SHORT PROBLEM A:
In the post about Alpha Strike and Battletech, repeat word for word the passage that starts at "The core of" and ends after "on Strana Mechty.".

[EXCERPT PROVIDED start]

Three years ago, I was trying to describe why Alpha Strike is better, and someone else... well, here was my response.
Thank you, Doulos! You put the perfect word to Battleforce/Quickstrike:

EPIC

It's on a grand scale, which is what Battletech feels like it should be: armies of giant robots struggling for the fate of worlds.

It just never felt right to me that a lance-sized conflict is the deciding battle each time, very time - sometimes it may be important, but by and large it simply doesn't feel like it should be the key of the Battletech universe.

The core of the Battletech rules are scaled with only a few units on a side, and it's well-suited for that, but that isn't what's described in the Battletech universe as being THE important battles.

What matters are engagements like the first battle on Trellwan, where the Clans cut the unsuspecting defenders to ribbons and they sacrificed themselves to get Prince Victor off the planet, not Prince Victor's minor battle where he used the terrain to win a brief victory.

Or the last stand of the Dragoons on Misery, where the entire warmachine of the Draconis Combine sought to defend the honor of the Coordinator against one mercenary unit, rather than take advantage of the FedSun's focus on the Capellan Confederation to invade the Draconis March.

Or the Great Refusal where the Crusader and Warden philosophies collided on Strana Mechty.

Or Halstead Station, where in a raid-in-force by Prince Hanse Davion to destroy massive supply depots the Coordinator had been building up actually discovered the lostech stash which lead to the founding of the NAIS.

[EXCERPT PROVIDED end]
[AVAILABLE DATA start]

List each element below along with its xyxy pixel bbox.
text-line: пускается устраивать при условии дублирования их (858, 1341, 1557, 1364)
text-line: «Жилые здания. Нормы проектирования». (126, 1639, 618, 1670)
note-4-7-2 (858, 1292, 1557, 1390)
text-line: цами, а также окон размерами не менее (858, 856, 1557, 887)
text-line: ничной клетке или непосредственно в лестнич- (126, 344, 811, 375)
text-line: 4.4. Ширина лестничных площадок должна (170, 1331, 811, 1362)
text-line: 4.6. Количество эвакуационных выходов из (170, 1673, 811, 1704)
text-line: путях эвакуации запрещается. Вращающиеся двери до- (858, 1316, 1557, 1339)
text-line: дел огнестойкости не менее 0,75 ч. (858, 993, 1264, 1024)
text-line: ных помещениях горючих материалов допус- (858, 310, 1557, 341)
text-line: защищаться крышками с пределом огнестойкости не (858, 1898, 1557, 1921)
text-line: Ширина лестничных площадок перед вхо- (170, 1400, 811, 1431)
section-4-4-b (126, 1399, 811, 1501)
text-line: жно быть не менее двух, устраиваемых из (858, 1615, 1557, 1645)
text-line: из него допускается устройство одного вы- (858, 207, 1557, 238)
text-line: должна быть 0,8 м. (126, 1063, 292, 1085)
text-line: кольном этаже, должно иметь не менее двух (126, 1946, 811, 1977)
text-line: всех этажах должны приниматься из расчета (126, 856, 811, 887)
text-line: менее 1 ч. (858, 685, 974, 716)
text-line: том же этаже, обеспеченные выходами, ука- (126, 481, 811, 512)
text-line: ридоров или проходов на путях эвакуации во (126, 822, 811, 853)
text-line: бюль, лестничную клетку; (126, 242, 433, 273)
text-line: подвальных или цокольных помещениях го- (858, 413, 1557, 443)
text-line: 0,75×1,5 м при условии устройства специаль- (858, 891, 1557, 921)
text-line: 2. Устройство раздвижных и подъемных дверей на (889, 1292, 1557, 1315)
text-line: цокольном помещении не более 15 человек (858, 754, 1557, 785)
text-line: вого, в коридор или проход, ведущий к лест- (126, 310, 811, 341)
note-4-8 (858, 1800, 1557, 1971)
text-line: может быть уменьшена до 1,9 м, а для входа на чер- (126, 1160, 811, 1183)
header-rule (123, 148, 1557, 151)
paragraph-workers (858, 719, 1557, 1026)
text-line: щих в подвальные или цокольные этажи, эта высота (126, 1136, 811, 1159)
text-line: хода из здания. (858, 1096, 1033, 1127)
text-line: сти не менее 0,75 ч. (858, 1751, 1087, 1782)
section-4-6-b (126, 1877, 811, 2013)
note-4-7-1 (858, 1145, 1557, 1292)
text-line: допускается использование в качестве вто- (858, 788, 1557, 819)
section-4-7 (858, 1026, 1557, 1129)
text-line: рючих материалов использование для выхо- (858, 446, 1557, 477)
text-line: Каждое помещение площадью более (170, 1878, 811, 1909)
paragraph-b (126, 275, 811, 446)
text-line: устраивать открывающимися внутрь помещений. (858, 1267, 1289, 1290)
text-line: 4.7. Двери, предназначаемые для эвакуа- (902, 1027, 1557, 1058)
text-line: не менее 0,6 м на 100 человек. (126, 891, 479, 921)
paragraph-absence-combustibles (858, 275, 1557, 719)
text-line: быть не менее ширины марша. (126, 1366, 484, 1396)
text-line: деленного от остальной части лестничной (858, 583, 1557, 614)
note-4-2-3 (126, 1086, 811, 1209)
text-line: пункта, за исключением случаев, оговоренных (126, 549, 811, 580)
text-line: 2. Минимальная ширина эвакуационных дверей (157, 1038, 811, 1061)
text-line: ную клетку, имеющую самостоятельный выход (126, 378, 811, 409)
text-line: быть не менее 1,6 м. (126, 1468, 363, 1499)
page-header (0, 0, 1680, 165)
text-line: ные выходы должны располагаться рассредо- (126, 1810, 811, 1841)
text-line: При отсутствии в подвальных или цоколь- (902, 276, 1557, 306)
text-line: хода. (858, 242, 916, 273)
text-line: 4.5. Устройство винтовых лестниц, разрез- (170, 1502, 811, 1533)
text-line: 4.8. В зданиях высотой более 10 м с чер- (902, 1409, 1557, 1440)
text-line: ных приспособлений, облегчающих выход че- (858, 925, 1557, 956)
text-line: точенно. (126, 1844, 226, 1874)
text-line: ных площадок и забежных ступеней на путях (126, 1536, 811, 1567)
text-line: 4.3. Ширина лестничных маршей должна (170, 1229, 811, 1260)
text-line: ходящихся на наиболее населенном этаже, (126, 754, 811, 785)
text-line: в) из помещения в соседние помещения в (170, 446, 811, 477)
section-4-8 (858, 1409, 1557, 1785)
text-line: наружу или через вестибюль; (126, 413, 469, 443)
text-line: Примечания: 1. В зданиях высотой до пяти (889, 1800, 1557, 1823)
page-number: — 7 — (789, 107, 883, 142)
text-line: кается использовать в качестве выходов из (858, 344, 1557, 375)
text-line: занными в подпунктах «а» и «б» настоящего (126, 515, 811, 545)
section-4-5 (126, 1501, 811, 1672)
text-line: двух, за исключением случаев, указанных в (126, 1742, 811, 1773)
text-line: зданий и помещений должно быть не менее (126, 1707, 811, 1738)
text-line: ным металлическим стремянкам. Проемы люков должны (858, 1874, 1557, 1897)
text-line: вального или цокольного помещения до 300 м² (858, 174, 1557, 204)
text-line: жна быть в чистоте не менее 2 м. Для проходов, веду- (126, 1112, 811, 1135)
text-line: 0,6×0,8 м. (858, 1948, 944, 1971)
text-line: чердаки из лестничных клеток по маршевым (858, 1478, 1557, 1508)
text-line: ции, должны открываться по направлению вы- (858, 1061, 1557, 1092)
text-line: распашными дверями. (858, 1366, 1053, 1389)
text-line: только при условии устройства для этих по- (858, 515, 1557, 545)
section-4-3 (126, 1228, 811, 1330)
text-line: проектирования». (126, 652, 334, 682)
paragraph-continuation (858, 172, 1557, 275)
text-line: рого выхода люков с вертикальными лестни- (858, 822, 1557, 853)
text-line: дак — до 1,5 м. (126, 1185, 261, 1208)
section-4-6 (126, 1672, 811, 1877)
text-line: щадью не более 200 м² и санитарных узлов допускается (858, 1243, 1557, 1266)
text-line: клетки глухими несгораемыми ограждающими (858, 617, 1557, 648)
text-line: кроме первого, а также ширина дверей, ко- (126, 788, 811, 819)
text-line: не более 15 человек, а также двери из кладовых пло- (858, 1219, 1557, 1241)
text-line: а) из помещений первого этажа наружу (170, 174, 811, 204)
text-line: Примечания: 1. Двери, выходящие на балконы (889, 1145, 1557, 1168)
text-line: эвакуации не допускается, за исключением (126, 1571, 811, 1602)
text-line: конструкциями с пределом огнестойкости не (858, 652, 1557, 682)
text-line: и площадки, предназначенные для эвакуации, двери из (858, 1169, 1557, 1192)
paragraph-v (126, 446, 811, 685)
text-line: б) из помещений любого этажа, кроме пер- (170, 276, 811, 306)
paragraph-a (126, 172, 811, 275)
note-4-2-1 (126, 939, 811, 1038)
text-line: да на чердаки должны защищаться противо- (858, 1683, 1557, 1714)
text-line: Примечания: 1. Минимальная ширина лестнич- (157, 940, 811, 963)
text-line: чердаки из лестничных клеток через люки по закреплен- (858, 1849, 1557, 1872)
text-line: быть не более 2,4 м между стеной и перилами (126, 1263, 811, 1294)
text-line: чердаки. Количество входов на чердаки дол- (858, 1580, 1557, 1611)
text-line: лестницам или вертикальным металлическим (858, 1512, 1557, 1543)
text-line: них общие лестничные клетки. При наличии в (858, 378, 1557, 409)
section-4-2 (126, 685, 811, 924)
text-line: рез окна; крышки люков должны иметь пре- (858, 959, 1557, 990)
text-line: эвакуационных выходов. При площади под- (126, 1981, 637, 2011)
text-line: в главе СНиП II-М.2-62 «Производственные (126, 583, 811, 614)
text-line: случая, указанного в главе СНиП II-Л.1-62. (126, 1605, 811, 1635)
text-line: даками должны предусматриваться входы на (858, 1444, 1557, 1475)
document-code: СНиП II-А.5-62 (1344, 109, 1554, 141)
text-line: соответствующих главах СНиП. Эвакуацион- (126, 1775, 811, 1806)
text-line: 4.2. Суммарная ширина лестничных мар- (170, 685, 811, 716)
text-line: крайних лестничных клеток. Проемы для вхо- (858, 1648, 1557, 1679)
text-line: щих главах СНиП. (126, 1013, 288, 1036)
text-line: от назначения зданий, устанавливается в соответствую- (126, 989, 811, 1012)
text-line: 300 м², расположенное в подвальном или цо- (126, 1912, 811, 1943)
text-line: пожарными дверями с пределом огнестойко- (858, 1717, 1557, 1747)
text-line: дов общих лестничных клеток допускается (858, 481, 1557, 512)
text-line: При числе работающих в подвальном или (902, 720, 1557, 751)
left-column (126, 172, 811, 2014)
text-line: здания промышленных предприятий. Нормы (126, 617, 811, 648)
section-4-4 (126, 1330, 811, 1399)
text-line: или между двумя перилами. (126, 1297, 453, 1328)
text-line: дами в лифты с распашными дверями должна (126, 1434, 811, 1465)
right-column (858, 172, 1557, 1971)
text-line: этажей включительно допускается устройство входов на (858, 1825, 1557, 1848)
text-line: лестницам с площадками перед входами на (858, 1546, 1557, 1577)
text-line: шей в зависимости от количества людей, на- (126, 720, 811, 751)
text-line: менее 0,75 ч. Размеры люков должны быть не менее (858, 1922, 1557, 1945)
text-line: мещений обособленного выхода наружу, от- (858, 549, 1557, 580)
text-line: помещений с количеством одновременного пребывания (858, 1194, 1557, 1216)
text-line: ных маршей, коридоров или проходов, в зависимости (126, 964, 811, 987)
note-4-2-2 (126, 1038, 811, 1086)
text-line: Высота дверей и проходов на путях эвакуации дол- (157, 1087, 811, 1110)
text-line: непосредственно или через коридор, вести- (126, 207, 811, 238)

[AVAILABLE DATA end]

SHORT PROBLEM B:
Reproduce the rows above exactly, starting with the first row and ending after the row that contains "text-line: кольном этаже, должно".

WRITTEN SOLUTION A:
The core of the Battletech rules are scaled with only a few units on a side, and it's well-suited for that, but that isn't what's described in the Battletech universe as being THE important battles.

What matters are engagements like the first battle on Trellwan, where the Clans cut the unsuspecting defenders to ribbons and they sacrificed themselves to get Prince Victor off the planet, not Prince Victor's minor battle where he used the terrain to win a brief victory.

Or the last stand of the Dragoons on Misery, where the entire warmachine of the Draconis Combine sought to defend the honor of the Coordinator against one mercenary unit, rather than take advantage of the FedSun's focus on the Capellan Confederation to invade the Draconis March.

Or the Great Refusal where the Crusader and Warden philosophies collided on Strana Mechty.

WRITTEN SOLUTION B:
List each element below along with its xyxy pixel bbox.
text-line: пускается устраивать при условии дублирования их (858, 1341, 1557, 1364)
text-line: «Жилые здания. Нормы проектирования». (126, 1639, 618, 1670)
note-4-7-2 (858, 1292, 1557, 1390)
text-line: цами, а также окон размерами не менее (858, 856, 1557, 887)
text-line: ничной клетке или непосредственно в лестнич- (126, 344, 811, 375)
text-line: 4.4. Ширина лестничных площадок должна (170, 1331, 811, 1362)
text-line: 4.6. Количество эвакуационных выходов из (170, 1673, 811, 1704)
text-line: путях эвакуации запрещается. Вращающиеся двери до- (858, 1316, 1557, 1339)
text-line: дел огнестойкости не менее 0,75 ч. (858, 993, 1264, 1024)
text-line: ных помещениях горючих материалов допус- (858, 310, 1557, 341)
text-line: защищаться крышками с пределом огнестойкости не (858, 1898, 1557, 1921)
text-line: Ширина лестничных площадок перед вхо- (170, 1400, 811, 1431)
section-4-4-b (126, 1399, 811, 1501)
text-line: жно быть не менее двух, устраиваемых из (858, 1615, 1557, 1645)
text-line: из него допускается устройство одного вы- (858, 207, 1557, 238)
text-line: должна быть 0,8 м. (126, 1063, 292, 1085)
text-line: кольном этаже, должно иметь не менее двух (126, 1946, 811, 1977)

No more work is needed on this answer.